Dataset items
= = = =
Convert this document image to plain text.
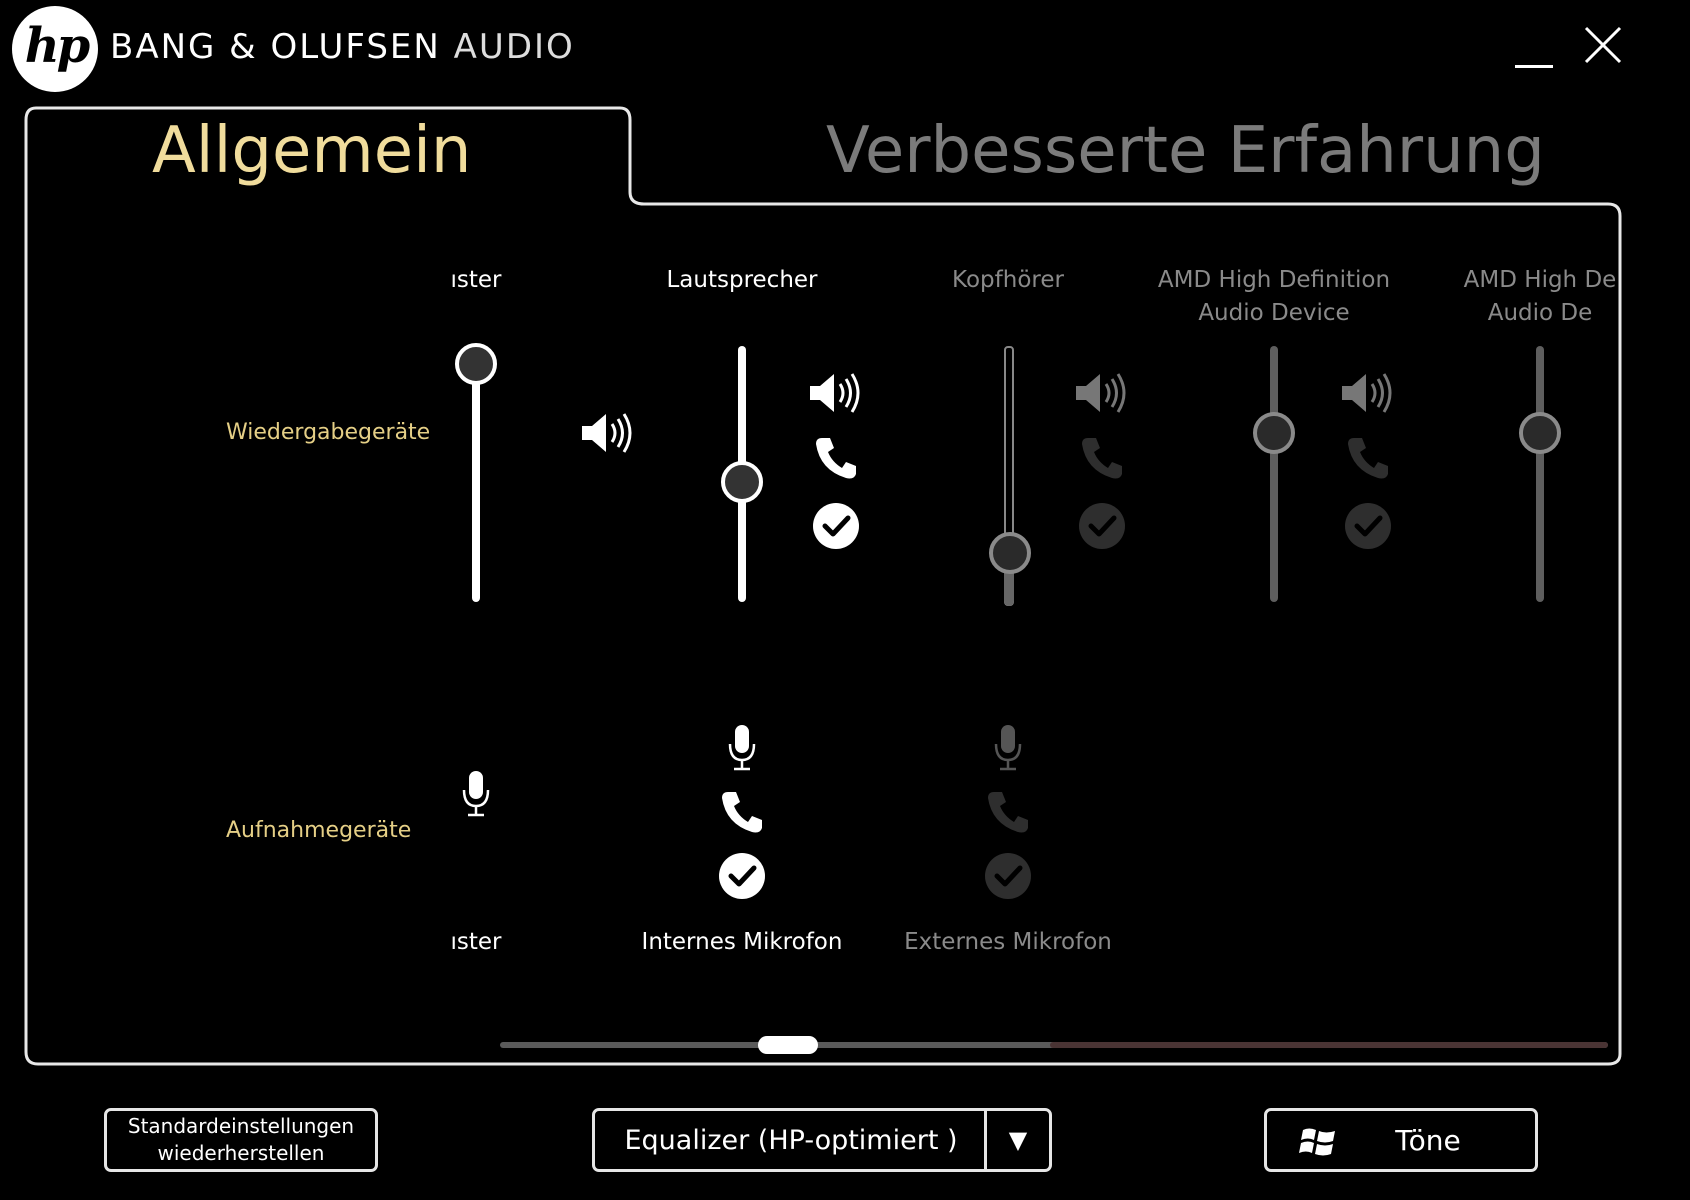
hp BANG & OLUFSEN AUDIO
Allgemein	Verbesserte Erfahrung
Wiedergabegeräte
Aufnahmegeräte
ıster	Lautsprecher	Kopfhörer	AMD High Definition
Audio Device
AMD High De
Audio De
ıster	Internes Mikrofon	Externes Mikrofon
Standardeinstellungen
wiederherstellen	Equalizer (HP-optimiert )	▼	Töne
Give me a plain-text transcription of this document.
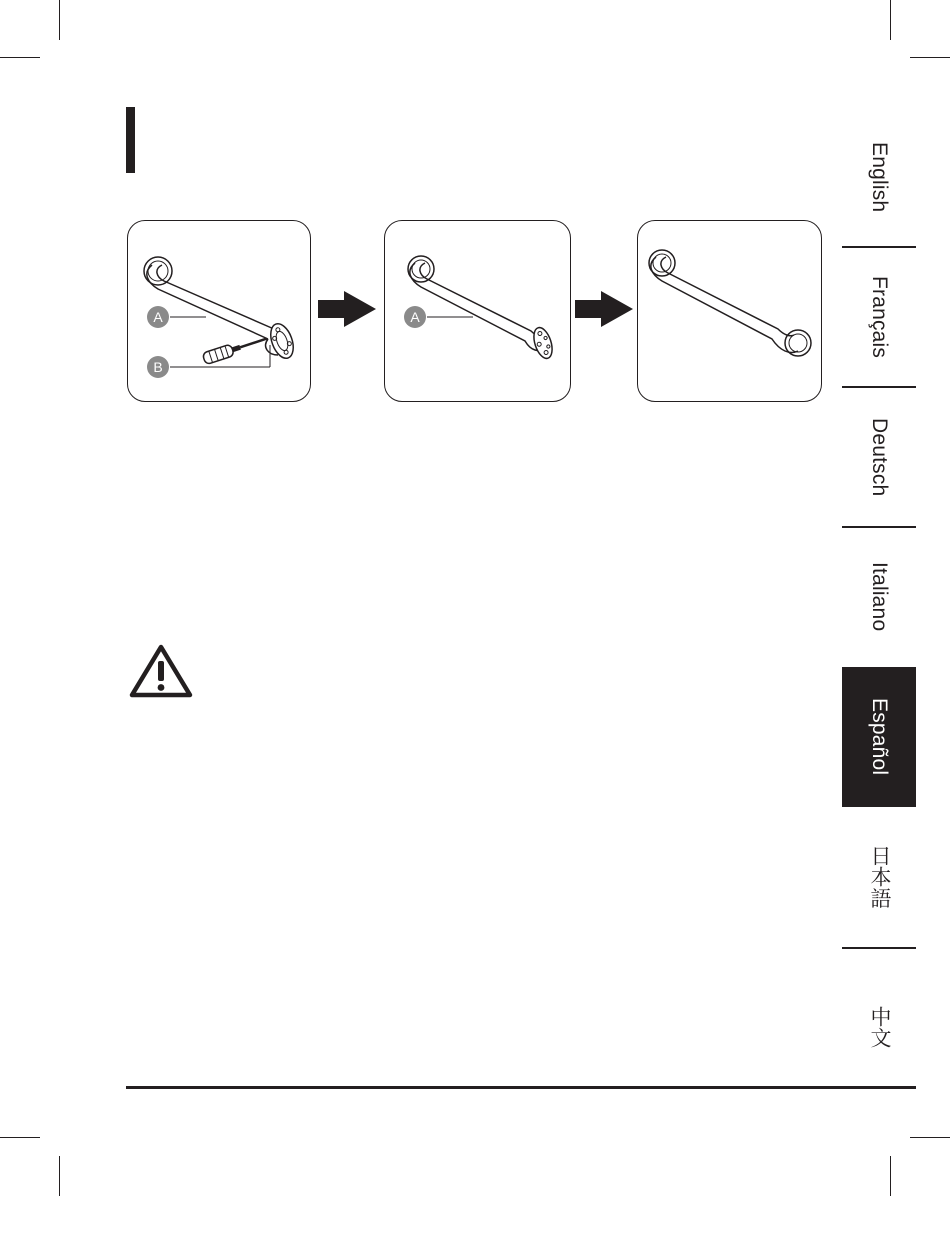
A
B
A
English
Français
Deutsch
Italiano
Español
日本語
中文
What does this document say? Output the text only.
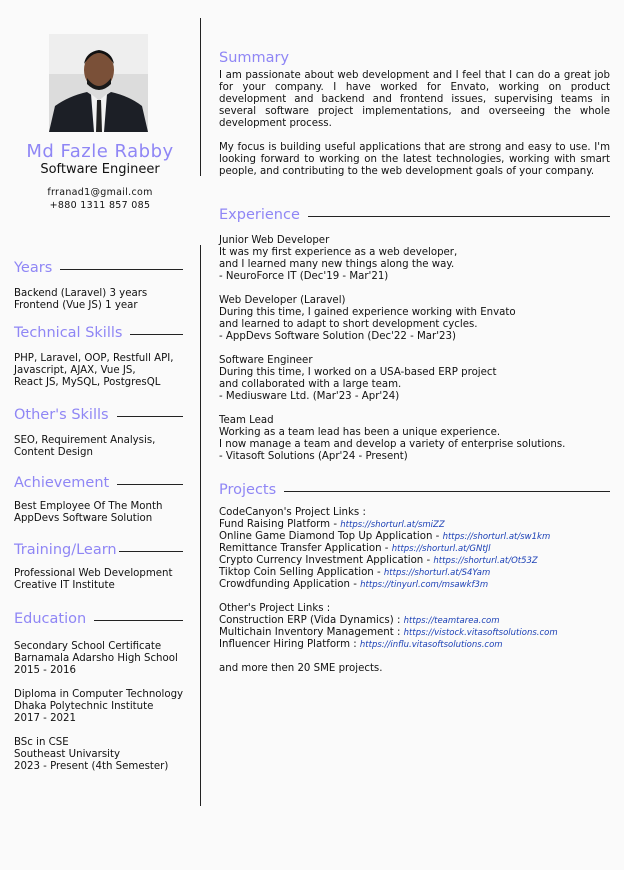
Md Fazle Rabby
Software Engineer
frranad1@gmail.com
+880 1311 857 085
Years
Backend (Laravel) 3 years
Frontend (Vue JS) 1 year
Technical Skills
PHP, Laravel, OOP, Restfull API,
Javascript, AJAX, Vue JS,
React JS, MySQL, PostgresQL
Other's Skills
SEO, Requirement Analysis,
Content Design
Achievement
Best Employee Of The Month
AppDevs Software Solution
Training/Learn
Professional Web Development
Creative IT Institute
Education
Secondary School Certificate
Barnamala Adarsho High School
2015 - 2016
Diploma in Computer Technology
Dhaka Polytechnic Institute
2017 - 2021
BSc in CSE
Southeast Univarsity
2023 - Present (4th Semester)
Summary

I am passionate about web development and I feel that I can do a great job for your company. I have worked for Envato, working on product development and backend and frontend issues, supervising teams in several software project implementations, and overseeing the whole development process.

My focus is building useful applications that are strong and easy to use. I'm looking forward to working on the latest technologies, working with smart people, and contributing to the web development goals of your company.

Experience
Junior Web Developer
It was my first experience as a web developer,
and I learned many new things along the way.
- NeuroForce IT (Dec'19 - Mar'21)
Web Developer (Laravel)
During this time, I gained experience working with Envato
and learned to adapt to short development cycles.
- AppDevs Software Solution (Dec'22 - Mar'23)
Software Engineer
During this time, I worked on a USA-based ERP project
and collaborated with a large team.
- Mediusware Ltd. (Mar'23 - Apr'24)
Team Lead
Working as a team lead has been a unique experience.
I now manage a team and develop a variety of enterprise solutions.
- Vitasoft Solutions (Apr'24 - Present)
Projects
CodeCanyon's Project Links :
Fund Raising Platform - https://shorturl.at/smiZZ
Online Game Diamond Top Up Application - https://shorturl.at/sw1km
Remittance Transfer Application - https://shorturl.at/GNtJl
Crypto Currency Investment Application - https://shorturl.at/Ot53Z
Tiktop Coin Selling Application - https://shorturl.at/S4Yam
Crowdfunding Application - https://tinyurl.com/msawkf3m
Other's Project Links :
Construction ERP (Vida Dynamics) : https://teamtarea.com
Multichain Inventory Management : https://vistock.vitasoftsolutions.com
Influencer Hiring Platform : https://influ.vitasoftsolutions.com
and more then 20 SME projects.
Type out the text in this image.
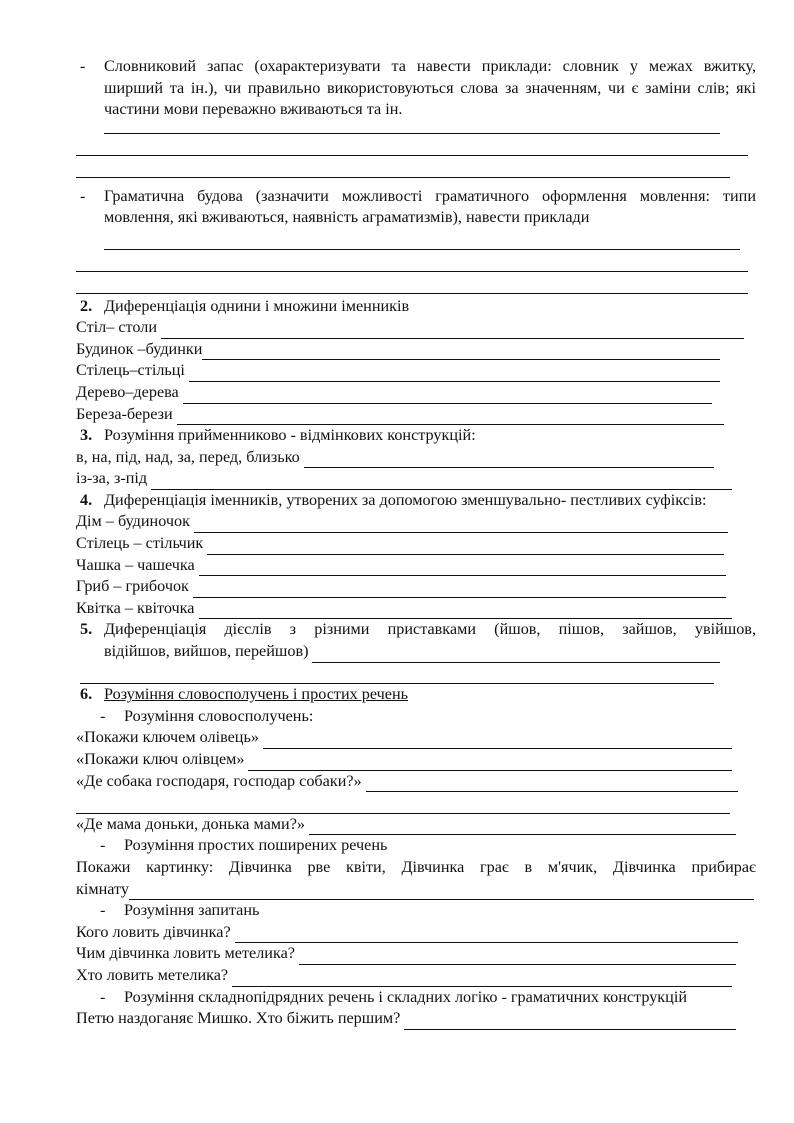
-	Словниковий запас (охарактеризувати та навести приклади: словник у межах вжитку, ширший та ін.), чи правильно використовуються слова за значенням, чи є заміни слів; які частини мови переважно вживаються та ін.
-	Граматична будова (зазначити можливості граматичного оформлення мовлення: типи мовлення, які вживаються, наявність аграматизмів), навести приклади
2. Диференціація однини і множини іменників
Стіл– столи
Будинок –будинки
Стілець–стільці
Дерево–дерева
Береза-берези
3. Розуміння прийменниково - відмінкових конструкцій:
в, на, під, над, за, перед, близько
із-за, з-під
4. Диференціація іменників, утворених за допомогою зменшувально- пестливих суфіксів:
Дім – будиночок
Стілець – стільчик
Чашка – чашечка
Гриб – грибочок
Квітка – квіточка
5. Диференціація дієслів з різними приставками (йшов, пішов, зайшов, увійшов,
відійшов, вийшов, перейшов)
6. Розуміння словосполучень і простих речень
-	Розуміння словосполучень:
«Покажи ключем олівець»
«Покажи ключ олівцем»
«Де собака господаря, господар собаки?»
«Де мама доньки, донька мами?»
-	Розуміння простих поширених речень
Покажи картинку: Дівчинка рве квіти, Дівчинка грає в м'ячик, Дівчинка прибирає
кімнату
-	Розуміння запитань
Кого ловить дівчинка?
Чим дівчинка ловить метелика?
Хто ловить метелика?
-	Розуміння складнопідрядних речень і складних логіко - граматичних конструкцій
Петю наздоганяє Мишко. Хто біжить першим?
= = = =
> **Given request**:
Write out the listing word for word, omitting the pictures it holds.

> **Output of the task**:
Convert this document image to plain text.
hp BANG & OLUFSEN AUDIO
Allgemein	Verbesserte Erfahrung
Wiedergabegeräte
Aufnahmegeräte
ıster	Lautsprecher	Kopfhörer	AMD High Definition
Audio Device
AMD High De
Audio De
ıster	Internes Mikrofon	Externes Mikrofon
Standardeinstellungen
wiederherstellen	Equalizer (HP-optimiert )	▼	Töne
Give me a plain-text transcription of this document.
A
B
A
English
Français
Deutsch
Italiano
Español
日本語
中文
What does this document say? Output the text only.
Md Fazle Rabby
Software Engineer
frranad1@gmail.com
+880 1311 857 085
Years
Backend (Laravel) 3 years
Frontend (Vue JS) 1 year
Technical Skills
PHP, Laravel, OOP, Restfull API,
Javascript, AJAX, Vue JS,
React JS, MySQL, PostgresQL
Other's Skills
SEO, Requirement Analysis,
Content Design
Achievement
Best Employee Of The Month
AppDevs Software Solution
Training/Learn
Professional Web Development
Creative IT Institute
Education
Secondary School Certificate
Barnamala Adarsho High School
2015 - 2016
Diploma in Computer Technology
Dhaka Polytechnic Institute
2017 - 2021
BSc in CSE
Southeast Univarsity
2023 - Present (4th Semester)
Summary

I am passionate about web development and I feel that I can do a great job for your company. I have worked for Envato, working on product development and backend and frontend issues, supervising teams in several software project implementations, and overseeing the whole development process.

My focus is building useful applications that are strong and easy to use. I'm looking forward to working on the latest technologies, working with smart people, and contributing to the web development goals of your company.

Experience
Junior Web Developer
It was my first experience as a web developer,
and I learned many new things along the way.
- NeuroForce IT (Dec'19 - Mar'21)
Web Developer (Laravel)
During this time, I gained experience working with Envato
and learned to adapt to short development cycles.
- AppDevs Software Solution (Dec'22 - Mar'23)
Software Engineer
During this time, I worked on a USA-based ERP project
and collaborated with a large team.
- Mediusware Ltd. (Mar'23 - Apr'24)
Team Lead
Working as a team lead has been a unique experience.
I now manage a team and develop a variety of enterprise solutions.
- Vitasoft Solutions (Apr'24 - Present)
Projects
CodeCanyon's Project Links :
Fund Raising Platform - https://shorturl.at/smiZZ
Online Game Diamond Top Up Application - https://shorturl.at/sw1km
Remittance Transfer Application - https://shorturl.at/GNtJl
Crypto Currency Investment Application - https://shorturl.at/Ot53Z
Tiktop Coin Selling Application - https://shorturl.at/S4Yam
Crowdfunding Application - https://tinyurl.com/msawkf3m
Other's Project Links :
Construction ERP (Vida Dynamics) : https://teamtarea.com
Multichain Inventory Management : https://vistock.vitasoftsolutions.com
Influencer Hiring Platform : https://influ.vitasoftsolutions.com
and more then 20 SME projects.
Type out the text in this image.
-	Словниковий запас (охарактеризувати та навести приклади: словник у межах вжитку, ширший та ін.), чи правильно використовуються слова за значенням, чи є заміни слів; які частини мови переважно вживаються та ін.
-	Граматична будова (зазначити можливості граматичного оформлення мовлення: типи мовлення, які вживаються, наявність аграматизмів), навести приклади
2. Диференціація однини і множини іменників
Стіл– столи
Будинок –будинки
Стілець–стільці
Дерево–дерева
Береза-берези
3. Розуміння прийменниково - відмінкових конструкцій:
в, на, під, над, за, перед, близько
із-за, з-під
4. Диференціація іменників, утворених за допомогою зменшувально- пестливих суфіксів:
Дім – будиночок
Стілець – стільчик
Чашка – чашечка
Гриб – грибочок
Квітка – квіточка
5. Диференціація дієслів з різними приставками (йшов, пішов, зайшов, увійшов,
відійшов, вийшов, перейшов)
6. Розуміння словосполучень і простих речень
-	Розуміння словосполучень:
«Покажи ключем олівець»
«Покажи ключ олівцем»
«Де собака господаря, господар собаки?»
«Де мама доньки, донька мами?»
-	Розуміння простих поширених речень
Покажи картинку: Дівчинка рве квіти, Дівчинка грає в м'ячик, Дівчинка прибирає
кімнату
-	Розуміння запитань
Кого ловить дівчинка?
Чим дівчинка ловить метелика?
Хто ловить метелика?
-	Розуміння складнопідрядних речень і складних логіко - граматичних конструкцій
Петю наздоганяє Мишко. Хто біжить першим?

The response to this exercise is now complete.